◆ **Directions**: Count only the lines of the records that hold "koker", then give the number without any other words.

** begin Stored records **

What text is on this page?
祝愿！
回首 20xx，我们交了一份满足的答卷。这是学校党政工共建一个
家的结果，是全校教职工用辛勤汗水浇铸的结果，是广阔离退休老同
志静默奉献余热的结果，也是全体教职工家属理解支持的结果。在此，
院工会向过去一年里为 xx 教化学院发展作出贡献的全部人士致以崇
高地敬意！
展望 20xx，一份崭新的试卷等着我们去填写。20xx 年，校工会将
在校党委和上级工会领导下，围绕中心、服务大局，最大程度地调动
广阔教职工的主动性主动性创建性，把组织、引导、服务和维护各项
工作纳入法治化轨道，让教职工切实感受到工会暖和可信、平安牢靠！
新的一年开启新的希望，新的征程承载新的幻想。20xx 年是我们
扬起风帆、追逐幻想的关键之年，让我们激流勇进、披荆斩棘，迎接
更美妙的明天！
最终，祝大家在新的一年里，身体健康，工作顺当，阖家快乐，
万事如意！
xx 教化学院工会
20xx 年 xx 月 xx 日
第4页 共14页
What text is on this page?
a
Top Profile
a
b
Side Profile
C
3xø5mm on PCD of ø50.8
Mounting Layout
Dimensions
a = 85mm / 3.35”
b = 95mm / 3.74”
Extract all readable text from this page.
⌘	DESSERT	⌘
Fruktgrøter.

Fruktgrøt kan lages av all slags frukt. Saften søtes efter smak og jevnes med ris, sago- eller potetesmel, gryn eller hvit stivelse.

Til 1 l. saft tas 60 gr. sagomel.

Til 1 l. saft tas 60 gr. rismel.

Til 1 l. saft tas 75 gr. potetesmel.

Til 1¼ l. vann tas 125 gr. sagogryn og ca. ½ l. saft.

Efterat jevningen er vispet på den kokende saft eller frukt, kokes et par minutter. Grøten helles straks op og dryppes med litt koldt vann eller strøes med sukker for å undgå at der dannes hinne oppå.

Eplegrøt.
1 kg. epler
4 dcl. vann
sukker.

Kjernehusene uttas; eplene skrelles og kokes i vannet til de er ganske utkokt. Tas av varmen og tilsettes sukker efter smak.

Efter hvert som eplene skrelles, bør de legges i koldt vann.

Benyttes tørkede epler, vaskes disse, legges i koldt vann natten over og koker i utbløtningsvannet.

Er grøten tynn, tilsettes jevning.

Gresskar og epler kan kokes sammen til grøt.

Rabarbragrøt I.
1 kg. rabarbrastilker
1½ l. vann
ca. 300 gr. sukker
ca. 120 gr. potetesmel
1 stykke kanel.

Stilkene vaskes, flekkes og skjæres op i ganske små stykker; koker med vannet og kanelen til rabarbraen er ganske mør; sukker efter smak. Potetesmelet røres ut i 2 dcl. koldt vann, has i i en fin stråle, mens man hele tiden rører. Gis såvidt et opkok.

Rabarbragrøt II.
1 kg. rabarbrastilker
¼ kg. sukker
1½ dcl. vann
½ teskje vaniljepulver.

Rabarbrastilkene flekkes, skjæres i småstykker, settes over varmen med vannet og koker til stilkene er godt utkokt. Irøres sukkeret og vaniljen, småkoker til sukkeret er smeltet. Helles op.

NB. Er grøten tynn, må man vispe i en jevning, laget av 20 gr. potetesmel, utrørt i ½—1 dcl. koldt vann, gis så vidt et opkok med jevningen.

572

** end Stored records **

◆ **Task answer**: 3